__EXTRACT TO READ__
* start *
Post process MCMC output from qrjoint to create summaries of intercept and slope function estimates

Usage

## S3 method for class 'qrjoint'
coef(object, burn.perc = 0.5, nmc = 200, plot = FALSE, show.intercept = TRUE, 
        reduce = TRUE, ...)

Arguments

object	a fitted model of the class qrjoint.
burn.perc	a positive fraction indicating what fraction of the saved draws are to be discarded as burn-in
nmc	integer giving the number of samples, post burn-in, to be used in Monte Carlo averaging
plot	logical indicating if plots are to be made
show.intercept	whether to plot the intercept curve when plot = TRUE
reduce	logical indicating if the tail-expanded grid of tau values is to be reduced to the regular increment grid
...	limited plotting parameters that are passed onto the call of getBands

Value

Extracts posterior draws of intercept and slope functions from saved draws of model parameters. A plot may be obtained if plot = TRUE. A list is returned invisibly with three fields.

beta.samp	a three-dimensional array of posterior samples of $\beta_j$. Its dimensions are L (length of tau.grid) x p+1 (intercept + slopes) x nmc (retained posterior draws).
beta.est	a three-dimensional array containing posterior summaries (2.5th, 50th, and 97.5th percentiles) of $\beta_j$. Its dimensions are L (length of tau.grid) x p+1 (intercept + slopes) x 3 (posterior summaries).
parametric	a matrix with 3 columns giving the estimate (posterior median) and the lower and upper end points of the 95% posterior credible interval for $\gamma_0$, $\gamma$, $\sigma$, and, $\nu$.

See Also

qrjoint and summary.qrjoint for model fitting under qrjoint. Also see getBands for plotting credible bands for coefficients.

Examples

## Plasma data analysis

# recoding variables
data(plasma)
plasma$Sex <- as.factor(plasma$Sex)
plasma$SmokStat <- as.factor(plasma$SmokStat)
plasma$VitUse <- 3 - plasma$VitUse
plasma$VitUse <- as.factor(plasma$VitUse)

# model fitting with 50 posterior samples from 100 iterations (thin = 2)
fit.qrj <- qrjoint(BetaPlasma ~ Age + Sex + SmokStat + Quetelet + VitUse + Calories + 
        Fat + Fiber + Alcohol + Cholesterol + BetaDiet, plasma, nsamp = 40, thin = 2)

## Not run: 
betas <- coef(fit.qrj) ## no plots
betas <- coef(fit.qrj, plot = TRUE) ## estimates are plotted

## End(Not run)
* end *
__MATERIAL__
* start *
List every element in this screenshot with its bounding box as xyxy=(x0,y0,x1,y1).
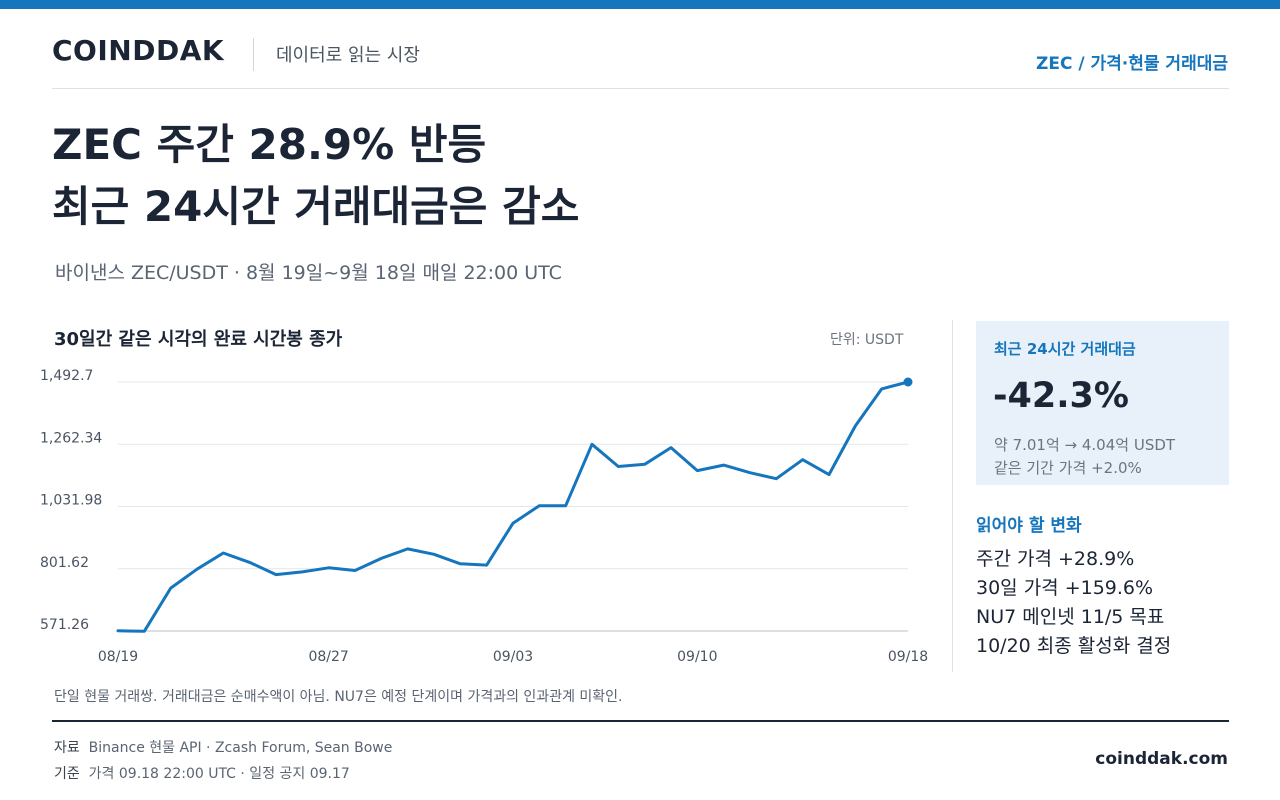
* end *
__EXERCISE TASKS__
[a] Translate this sentence from the coef documentation into Spanish: "Extracts posterior draws of intercept and slope functions from saved draws of model parameters."
[b] According to the coef documentation, which posterior summaries does beta.est contain?
[c] Go on with the coef documentation from the point where it stops.

__RESULTS__
[a] Extrae muestras a posteriori de las funciones de intercepto y pendiente a partir de las muestras guardadas de los parámetros del modelo.

[b] It contains the 2.5th, 50th, and 97.5th percentiles of $\beta_j$.

[c]
---

Posterior Credible Bands

Description

Calculate and display credible bands of a vector of parameters from a sample of draws. Most suitable when the vector represents a discretized version of a function.

Usage

getBands(b, col = 2, lwd = 1, plot = TRUE, add = FALSE, 
x = seq(0,1,len=nrow(b)), remove.edges = TRUE, ...)

Arguments

b	a matrix of sampled draws of a vector, columns giving samples and rows giving elements of the vector
col	color of the median line and 95% bands, usual color codes could be used
lwd	line width for the median line
plot	logical indicating whether plots are to be drawn, default is TRUE
add	logical indicating whether plot is to be added to existing plot, default is FALSE
x	indexing the parameter coordinates. When b represents a (discretized) function, x can be taken as the function argument values. Needed when plot is to be created. Default sets it to a uniform grid of points over [0,1].
remove.edges	logical indicating whether the first and last entries of b are to be removed from plotting. This is helpful in qrjoint plots, where the two extremes could be Inf or nearly Inf.
...	limited number of plotting parameters

Value

returns median, 2.5th and 97.5th percentiles as a 3-column matrix.

See Also

coef.qrjoint

Examples

## toy example

x <- 2*pi*seq(0,1,.01)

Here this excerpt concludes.